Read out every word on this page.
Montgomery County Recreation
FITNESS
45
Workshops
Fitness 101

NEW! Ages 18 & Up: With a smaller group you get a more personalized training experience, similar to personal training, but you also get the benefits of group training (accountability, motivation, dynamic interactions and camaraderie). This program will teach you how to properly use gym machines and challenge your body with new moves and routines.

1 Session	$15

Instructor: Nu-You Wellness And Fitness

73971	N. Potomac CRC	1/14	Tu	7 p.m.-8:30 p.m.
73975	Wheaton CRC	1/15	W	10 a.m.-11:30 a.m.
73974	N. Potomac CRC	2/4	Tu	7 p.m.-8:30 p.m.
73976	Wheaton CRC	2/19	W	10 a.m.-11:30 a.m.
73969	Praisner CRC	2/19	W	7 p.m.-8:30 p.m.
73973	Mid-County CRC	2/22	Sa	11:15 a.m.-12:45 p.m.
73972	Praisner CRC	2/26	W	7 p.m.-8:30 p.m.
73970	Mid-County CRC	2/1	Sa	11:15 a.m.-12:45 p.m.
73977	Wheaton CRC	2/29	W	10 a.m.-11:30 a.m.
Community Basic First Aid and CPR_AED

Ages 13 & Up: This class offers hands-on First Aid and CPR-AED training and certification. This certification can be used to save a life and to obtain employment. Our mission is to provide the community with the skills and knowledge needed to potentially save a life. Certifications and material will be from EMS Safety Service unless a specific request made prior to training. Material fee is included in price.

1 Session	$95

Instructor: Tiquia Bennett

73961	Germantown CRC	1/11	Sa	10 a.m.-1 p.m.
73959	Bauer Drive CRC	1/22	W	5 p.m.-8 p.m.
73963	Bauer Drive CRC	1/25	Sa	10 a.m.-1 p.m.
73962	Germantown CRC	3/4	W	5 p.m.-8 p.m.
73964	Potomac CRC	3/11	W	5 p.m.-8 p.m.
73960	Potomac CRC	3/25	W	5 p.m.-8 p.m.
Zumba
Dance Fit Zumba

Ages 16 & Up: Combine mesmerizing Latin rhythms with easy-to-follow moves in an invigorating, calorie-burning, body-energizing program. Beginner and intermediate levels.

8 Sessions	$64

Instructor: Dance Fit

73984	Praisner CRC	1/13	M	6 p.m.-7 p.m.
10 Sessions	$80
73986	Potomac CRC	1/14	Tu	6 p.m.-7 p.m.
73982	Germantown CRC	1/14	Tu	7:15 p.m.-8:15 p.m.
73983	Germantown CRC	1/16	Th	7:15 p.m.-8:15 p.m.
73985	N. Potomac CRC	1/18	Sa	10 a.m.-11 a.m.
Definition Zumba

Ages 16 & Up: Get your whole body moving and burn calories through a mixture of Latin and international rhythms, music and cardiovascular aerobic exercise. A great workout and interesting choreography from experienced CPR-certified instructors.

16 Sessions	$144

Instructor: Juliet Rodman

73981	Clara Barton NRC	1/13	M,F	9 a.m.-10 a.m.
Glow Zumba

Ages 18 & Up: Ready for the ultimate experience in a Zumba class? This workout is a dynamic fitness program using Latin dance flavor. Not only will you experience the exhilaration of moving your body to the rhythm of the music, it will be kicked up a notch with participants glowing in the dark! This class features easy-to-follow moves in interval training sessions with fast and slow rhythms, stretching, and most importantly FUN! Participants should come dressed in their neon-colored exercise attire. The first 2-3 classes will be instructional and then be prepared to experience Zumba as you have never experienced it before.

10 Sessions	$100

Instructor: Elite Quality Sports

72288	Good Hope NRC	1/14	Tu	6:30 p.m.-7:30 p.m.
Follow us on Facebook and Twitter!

**Problem to solve**
Return the material exactly as it stands.

**Exercise result**
Read out every word on this page.
Montgomery County Recreation
FITNESS
45
Workshops
Fitness 101

NEW! Ages 18 & Up: With a smaller group you get a more personalized training experience, similar to personal training, but you also get the benefits of group training (accountability, motivation, dynamic interactions and camaraderie). This program will teach you how to properly use gym machines and challenge your body with new moves and routines.

1 Session	$15

Instructor: Nu-You Wellness And Fitness

73971	N. Potomac CRC	1/14	Tu	7 p.m.-8:30 p.m.
73975	Wheaton CRC	1/15	W	10 a.m.-11:30 a.m.
73974	N. Potomac CRC	2/4	Tu	7 p.m.-8:30 p.m.
73976	Wheaton CRC	2/19	W	10 a.m.-11:30 a.m.
73969	Praisner CRC	2/19	W	7 p.m.-8:30 p.m.
73973	Mid-County CRC	2/22	Sa	11:15 a.m.-12:45 p.m.
73972	Praisner CRC	2/26	W	7 p.m.-8:30 p.m.
73970	Mid-County CRC	2/1	Sa	11:15 a.m.-12:45 p.m.
73977	Wheaton CRC	2/29	W	10 a.m.-11:30 a.m.
Community Basic First Aid and CPR_AED

Ages 13 & Up: This class offers hands-on First Aid and CPR-AED training and certification. This certification can be used to save a life and to obtain employment. Our mission is to provide the community with the skills and knowledge needed to potentially save a life. Certifications and material will be from EMS Safety Service unless a specific request made prior to training. Material fee is included in price.

1 Session	$95

Instructor: Tiquia Bennett

73961	Germantown CRC	1/11	Sa	10 a.m.-1 p.m.
73959	Bauer Drive CRC	1/22	W	5 p.m.-8 p.m.
73963	Bauer Drive CRC	1/25	Sa	10 a.m.-1 p.m.
73962	Germantown CRC	3/4	W	5 p.m.-8 p.m.
73964	Potomac CRC	3/11	W	5 p.m.-8 p.m.
73960	Potomac CRC	3/25	W	5 p.m.-8 p.m.
Zumba
Dance Fit Zumba

Ages 16 & Up: Combine mesmerizing Latin rhythms with easy-to-follow moves in an invigorating, calorie-burning, body-energizing program. Beginner and intermediate levels.

8 Sessions	$64

Instructor: Dance Fit

73984	Praisner CRC	1/13	M	6 p.m.-7 p.m.
10 Sessions	$80
73986	Potomac CRC	1/14	Tu	6 p.m.-7 p.m.
73982	Germantown CRC	1/14	Tu	7:15 p.m.-8:15 p.m.
73983	Germantown CRC	1/16	Th	7:15 p.m.-8:15 p.m.
73985	N. Potomac CRC	1/18	Sa	10 a.m.-11 a.m.
Definition Zumba

Ages 16 & Up: Get your whole body moving and burn calories through a mixture of Latin and international rhythms, music and cardiovascular aerobic exercise. A great workout and interesting choreography from experienced CPR-certified instructors.

16 Sessions	$144

Instructor: Juliet Rodman

73981	Clara Barton NRC	1/13	M,F	9 a.m.-10 a.m.
Glow Zumba

Ages 18 & Up: Ready for the ultimate experience in a Zumba class? This workout is a dynamic fitness program using Latin dance flavor. Not only will you experience the exhilaration of moving your body to the rhythm of the music, it will be kicked up a notch with participants glowing in the dark! This class features easy-to-follow moves in interval training sessions with fast and slow rhythms, stretching, and most importantly FUN! Participants should come dressed in their neon-colored exercise attire. The first 2-3 classes will be instructional and then be prepared to experience Zumba as you have never experienced it before.

10 Sessions	$100

Instructor: Elite Quality Sports

72288	Good Hope NRC	1/14	Tu	6:30 p.m.-7:30 p.m.
Follow us on Facebook and Twitter!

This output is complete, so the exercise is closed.